● INSTRUCTION:
State the number of lines below in which the word "verified" appears. Nothing else belongs in the answer.
start
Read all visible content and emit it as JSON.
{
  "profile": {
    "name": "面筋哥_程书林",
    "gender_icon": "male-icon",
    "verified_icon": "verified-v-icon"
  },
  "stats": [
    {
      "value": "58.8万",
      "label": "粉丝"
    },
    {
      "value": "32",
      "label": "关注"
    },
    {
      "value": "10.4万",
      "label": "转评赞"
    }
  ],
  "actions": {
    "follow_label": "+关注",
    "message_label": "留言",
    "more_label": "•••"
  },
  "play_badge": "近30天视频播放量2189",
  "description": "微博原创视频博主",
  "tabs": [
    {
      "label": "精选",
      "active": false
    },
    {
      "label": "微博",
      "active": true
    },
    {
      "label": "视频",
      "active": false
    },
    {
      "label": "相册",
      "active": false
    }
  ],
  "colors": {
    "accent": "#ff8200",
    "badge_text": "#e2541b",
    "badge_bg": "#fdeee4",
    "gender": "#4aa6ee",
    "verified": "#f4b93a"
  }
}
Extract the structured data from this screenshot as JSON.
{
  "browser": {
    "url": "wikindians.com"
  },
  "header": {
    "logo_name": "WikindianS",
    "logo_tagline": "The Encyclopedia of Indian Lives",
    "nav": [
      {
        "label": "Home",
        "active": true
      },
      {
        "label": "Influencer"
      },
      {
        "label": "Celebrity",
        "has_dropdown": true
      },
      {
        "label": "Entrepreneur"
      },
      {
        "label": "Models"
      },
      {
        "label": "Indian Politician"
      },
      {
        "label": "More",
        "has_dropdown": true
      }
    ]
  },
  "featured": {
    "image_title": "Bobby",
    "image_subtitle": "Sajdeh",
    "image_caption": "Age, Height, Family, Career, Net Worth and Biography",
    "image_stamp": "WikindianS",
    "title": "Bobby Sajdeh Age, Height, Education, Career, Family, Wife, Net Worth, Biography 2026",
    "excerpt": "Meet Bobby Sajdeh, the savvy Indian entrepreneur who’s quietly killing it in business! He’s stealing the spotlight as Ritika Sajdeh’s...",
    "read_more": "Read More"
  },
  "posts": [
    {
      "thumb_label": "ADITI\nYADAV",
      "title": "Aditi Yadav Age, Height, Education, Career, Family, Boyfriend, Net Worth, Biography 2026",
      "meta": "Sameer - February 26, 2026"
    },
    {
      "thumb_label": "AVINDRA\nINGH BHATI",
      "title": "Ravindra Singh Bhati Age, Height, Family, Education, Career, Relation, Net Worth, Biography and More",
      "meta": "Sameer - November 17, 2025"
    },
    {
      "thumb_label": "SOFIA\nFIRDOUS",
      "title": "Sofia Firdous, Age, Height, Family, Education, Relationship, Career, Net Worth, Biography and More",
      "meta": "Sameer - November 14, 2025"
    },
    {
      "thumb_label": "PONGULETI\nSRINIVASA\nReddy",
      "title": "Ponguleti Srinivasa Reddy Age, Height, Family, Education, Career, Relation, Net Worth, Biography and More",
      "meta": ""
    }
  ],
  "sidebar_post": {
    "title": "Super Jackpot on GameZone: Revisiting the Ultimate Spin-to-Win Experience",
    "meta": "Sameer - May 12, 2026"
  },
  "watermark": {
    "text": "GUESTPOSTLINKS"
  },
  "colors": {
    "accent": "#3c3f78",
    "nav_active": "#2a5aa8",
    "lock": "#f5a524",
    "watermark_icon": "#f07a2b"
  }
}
end
● OUTPUT FOR THIS TASK:
2